Task to complete:
Show every line where "descricao" occurs.
start Extracted entries
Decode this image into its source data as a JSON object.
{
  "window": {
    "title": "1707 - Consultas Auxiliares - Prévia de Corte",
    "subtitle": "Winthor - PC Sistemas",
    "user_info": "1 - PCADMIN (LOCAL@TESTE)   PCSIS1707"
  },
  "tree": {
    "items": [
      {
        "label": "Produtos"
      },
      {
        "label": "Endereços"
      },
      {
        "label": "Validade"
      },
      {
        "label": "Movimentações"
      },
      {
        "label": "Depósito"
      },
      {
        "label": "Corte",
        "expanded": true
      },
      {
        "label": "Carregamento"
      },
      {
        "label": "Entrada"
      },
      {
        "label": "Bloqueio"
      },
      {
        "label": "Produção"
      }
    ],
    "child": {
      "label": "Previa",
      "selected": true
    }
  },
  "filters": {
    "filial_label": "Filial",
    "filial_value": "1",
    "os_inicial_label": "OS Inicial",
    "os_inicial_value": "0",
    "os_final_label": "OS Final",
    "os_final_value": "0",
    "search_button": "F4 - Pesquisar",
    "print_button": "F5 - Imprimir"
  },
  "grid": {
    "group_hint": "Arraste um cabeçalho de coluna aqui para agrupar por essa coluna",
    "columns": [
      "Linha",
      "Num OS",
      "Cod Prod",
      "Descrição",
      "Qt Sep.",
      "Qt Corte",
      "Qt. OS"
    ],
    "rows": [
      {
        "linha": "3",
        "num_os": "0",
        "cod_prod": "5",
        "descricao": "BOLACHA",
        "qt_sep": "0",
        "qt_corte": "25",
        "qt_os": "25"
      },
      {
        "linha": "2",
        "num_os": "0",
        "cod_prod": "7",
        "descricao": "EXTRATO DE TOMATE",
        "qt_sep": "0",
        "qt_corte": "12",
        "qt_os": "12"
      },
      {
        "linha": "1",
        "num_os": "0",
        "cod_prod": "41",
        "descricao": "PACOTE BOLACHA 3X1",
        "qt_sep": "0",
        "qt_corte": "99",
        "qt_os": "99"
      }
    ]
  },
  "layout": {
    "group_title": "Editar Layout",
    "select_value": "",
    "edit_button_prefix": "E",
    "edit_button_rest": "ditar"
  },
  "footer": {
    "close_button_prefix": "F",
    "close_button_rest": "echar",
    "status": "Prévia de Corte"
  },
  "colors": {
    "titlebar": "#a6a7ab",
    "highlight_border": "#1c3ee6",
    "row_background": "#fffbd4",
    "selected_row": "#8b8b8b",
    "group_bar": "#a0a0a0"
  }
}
end Extracted entries
Answer in full:
        "descricao": "BOLACHA",
        "descricao": "EXTRATO DE TOMATE",
        "descricao": "PACOTE BOLACHA 3X1",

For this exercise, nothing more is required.